In the entries that follow, find the word "额定电流" and report each line it is on.

(Records from a dataset)
:::
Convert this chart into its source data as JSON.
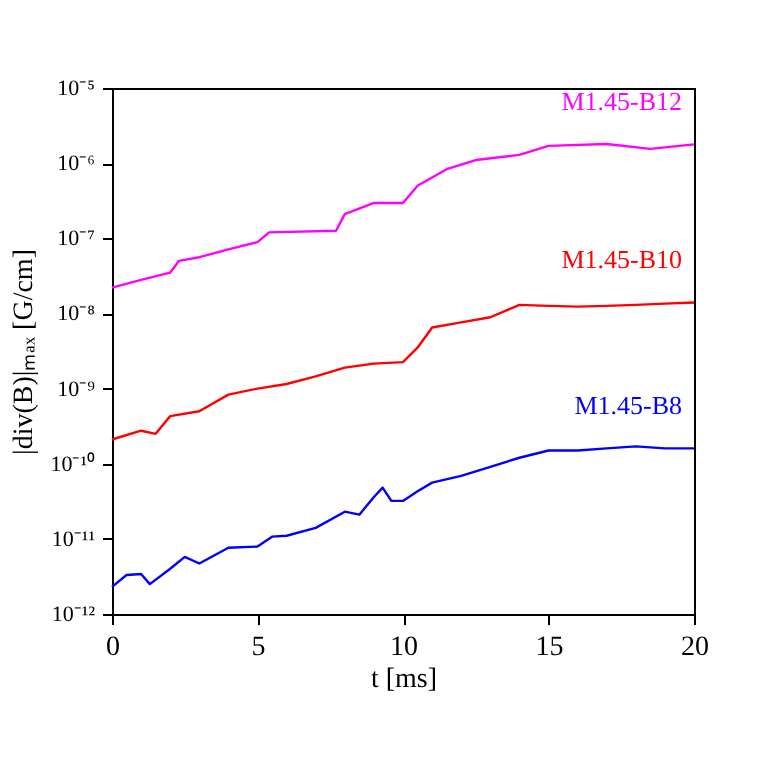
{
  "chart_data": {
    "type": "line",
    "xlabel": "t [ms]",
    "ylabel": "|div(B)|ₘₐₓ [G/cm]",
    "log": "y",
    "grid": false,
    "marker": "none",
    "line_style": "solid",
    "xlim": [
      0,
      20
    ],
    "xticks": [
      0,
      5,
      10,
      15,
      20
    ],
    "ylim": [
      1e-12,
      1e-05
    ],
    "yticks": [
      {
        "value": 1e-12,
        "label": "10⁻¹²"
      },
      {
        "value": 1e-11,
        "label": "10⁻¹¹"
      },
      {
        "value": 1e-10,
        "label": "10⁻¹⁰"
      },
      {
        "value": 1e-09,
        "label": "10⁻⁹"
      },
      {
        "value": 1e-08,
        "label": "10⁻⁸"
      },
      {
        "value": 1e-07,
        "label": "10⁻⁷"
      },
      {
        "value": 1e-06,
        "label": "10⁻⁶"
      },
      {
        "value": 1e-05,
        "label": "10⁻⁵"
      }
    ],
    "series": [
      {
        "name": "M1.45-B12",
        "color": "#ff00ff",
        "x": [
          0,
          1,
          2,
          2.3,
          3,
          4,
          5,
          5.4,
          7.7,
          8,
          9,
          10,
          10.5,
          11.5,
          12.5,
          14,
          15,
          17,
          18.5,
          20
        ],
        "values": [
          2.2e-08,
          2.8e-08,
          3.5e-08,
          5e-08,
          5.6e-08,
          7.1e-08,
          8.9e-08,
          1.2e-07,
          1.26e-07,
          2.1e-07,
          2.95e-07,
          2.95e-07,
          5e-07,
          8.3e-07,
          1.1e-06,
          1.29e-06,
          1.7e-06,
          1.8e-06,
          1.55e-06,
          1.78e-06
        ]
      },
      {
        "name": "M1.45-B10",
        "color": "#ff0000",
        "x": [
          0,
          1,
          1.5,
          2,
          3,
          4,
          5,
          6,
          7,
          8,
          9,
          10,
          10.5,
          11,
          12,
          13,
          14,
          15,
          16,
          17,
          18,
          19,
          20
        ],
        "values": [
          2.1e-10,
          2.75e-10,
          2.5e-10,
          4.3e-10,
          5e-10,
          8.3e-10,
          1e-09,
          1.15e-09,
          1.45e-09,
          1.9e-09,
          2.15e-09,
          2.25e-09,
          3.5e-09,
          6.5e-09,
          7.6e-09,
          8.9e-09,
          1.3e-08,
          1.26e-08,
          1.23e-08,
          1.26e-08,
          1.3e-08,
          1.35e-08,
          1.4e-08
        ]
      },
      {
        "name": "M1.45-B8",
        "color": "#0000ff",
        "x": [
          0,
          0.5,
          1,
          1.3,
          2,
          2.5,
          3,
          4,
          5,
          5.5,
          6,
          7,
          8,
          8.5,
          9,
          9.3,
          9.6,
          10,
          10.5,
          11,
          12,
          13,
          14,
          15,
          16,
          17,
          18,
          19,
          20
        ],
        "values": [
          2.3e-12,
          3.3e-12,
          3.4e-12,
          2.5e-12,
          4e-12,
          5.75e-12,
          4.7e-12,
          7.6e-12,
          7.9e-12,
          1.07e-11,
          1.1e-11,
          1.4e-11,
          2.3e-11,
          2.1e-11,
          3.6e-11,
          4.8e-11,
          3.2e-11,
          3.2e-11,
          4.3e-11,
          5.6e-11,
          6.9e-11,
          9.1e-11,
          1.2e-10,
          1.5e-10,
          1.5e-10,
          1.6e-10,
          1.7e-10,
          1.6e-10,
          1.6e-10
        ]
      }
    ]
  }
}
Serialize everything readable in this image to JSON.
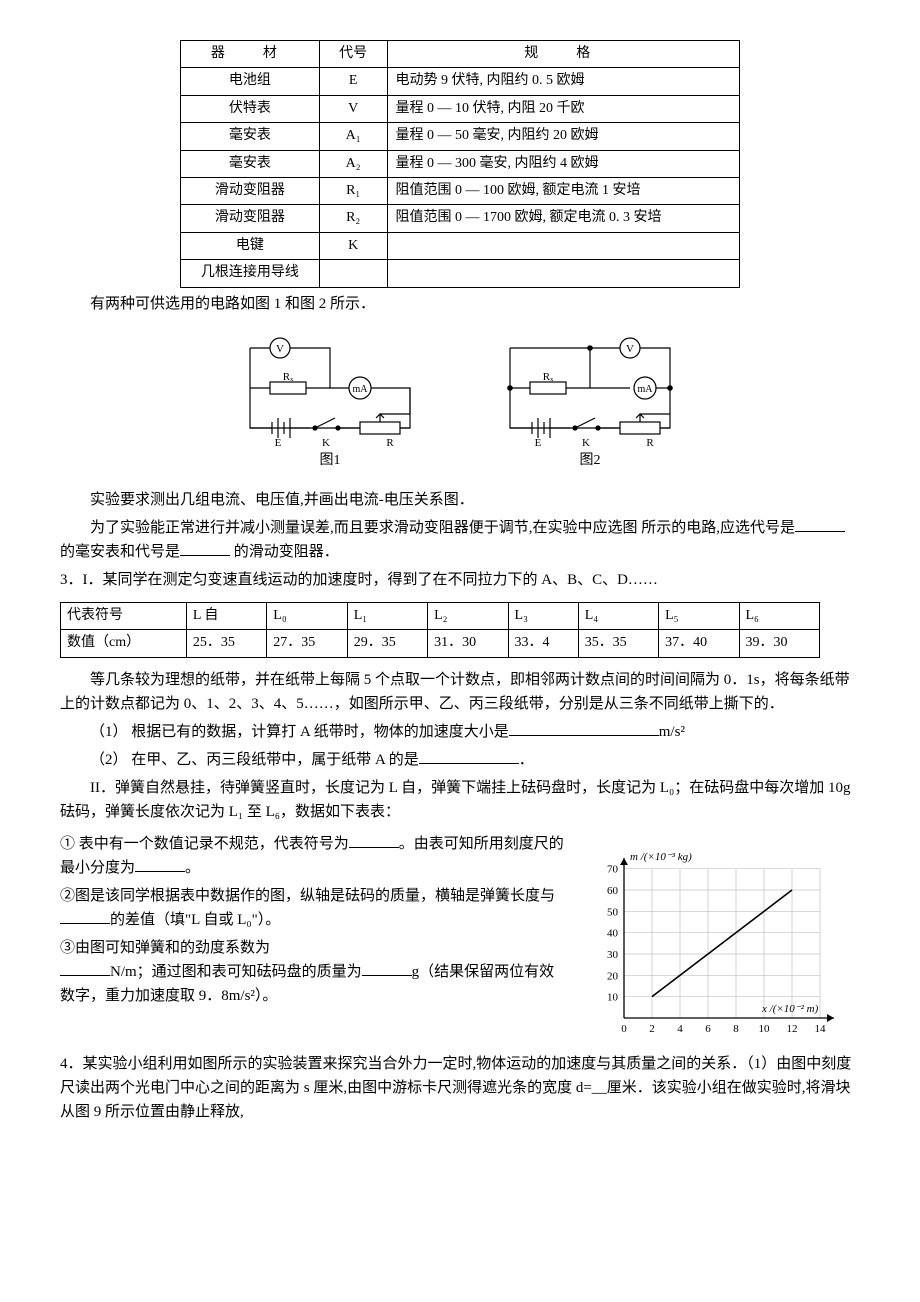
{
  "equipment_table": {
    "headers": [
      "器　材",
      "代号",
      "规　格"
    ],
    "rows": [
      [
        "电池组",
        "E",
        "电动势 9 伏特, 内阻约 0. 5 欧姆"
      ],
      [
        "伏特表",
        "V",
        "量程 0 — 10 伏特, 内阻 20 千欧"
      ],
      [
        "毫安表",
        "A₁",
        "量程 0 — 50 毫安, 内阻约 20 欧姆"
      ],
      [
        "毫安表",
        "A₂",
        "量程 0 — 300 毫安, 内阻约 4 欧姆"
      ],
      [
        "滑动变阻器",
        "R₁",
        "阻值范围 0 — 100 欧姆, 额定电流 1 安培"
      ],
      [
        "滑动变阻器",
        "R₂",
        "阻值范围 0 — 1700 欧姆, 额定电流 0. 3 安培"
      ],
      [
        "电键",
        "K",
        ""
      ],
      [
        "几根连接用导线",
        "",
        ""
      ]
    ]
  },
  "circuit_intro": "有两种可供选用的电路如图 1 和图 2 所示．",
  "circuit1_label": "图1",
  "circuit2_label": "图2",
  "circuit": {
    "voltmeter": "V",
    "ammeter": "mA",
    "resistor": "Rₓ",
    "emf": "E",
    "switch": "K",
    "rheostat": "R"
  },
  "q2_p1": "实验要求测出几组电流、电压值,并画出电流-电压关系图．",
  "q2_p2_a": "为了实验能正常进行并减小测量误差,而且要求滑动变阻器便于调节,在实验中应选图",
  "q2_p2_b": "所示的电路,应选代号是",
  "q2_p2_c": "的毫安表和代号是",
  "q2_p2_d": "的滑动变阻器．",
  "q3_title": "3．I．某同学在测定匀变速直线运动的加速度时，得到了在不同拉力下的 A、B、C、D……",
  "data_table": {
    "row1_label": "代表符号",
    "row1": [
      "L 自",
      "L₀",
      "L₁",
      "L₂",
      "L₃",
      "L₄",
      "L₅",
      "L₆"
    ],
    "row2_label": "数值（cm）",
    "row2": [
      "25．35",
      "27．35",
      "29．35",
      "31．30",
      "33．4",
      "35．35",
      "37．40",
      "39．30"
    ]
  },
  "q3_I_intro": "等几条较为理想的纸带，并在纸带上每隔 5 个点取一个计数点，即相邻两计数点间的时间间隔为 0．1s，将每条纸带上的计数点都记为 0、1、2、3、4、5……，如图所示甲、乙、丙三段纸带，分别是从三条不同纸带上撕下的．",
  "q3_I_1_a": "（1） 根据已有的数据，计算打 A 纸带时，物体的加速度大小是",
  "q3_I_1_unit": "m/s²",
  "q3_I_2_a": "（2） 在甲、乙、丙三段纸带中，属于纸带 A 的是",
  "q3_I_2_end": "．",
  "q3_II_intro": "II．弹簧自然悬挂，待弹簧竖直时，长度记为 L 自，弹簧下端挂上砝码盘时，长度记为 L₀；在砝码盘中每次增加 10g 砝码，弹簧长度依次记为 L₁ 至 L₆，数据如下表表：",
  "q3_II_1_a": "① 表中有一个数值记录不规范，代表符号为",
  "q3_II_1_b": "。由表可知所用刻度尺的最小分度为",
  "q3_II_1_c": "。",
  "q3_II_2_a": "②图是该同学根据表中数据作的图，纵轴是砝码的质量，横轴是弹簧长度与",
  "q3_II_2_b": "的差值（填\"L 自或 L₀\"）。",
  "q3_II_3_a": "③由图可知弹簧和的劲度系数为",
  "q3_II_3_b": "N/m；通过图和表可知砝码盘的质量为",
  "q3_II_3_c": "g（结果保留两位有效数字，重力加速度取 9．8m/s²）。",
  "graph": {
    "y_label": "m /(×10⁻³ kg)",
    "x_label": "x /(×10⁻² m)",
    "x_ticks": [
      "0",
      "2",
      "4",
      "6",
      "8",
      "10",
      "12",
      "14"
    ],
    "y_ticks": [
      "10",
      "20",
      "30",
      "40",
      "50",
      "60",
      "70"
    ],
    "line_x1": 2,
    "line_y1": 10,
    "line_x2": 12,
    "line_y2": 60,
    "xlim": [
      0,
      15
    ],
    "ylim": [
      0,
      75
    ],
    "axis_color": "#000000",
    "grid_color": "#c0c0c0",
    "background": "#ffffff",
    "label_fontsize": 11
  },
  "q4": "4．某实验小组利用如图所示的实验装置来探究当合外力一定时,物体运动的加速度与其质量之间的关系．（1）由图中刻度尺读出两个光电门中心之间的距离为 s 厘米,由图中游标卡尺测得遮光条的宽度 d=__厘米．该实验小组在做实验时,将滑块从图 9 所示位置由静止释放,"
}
:::
#### Exercise result:
        "阻值范围 0 — 100 欧姆, 额定电流 1 安培"
        "阻值范围 0 — 1700 欧姆, 额定电流 0. 3 安培"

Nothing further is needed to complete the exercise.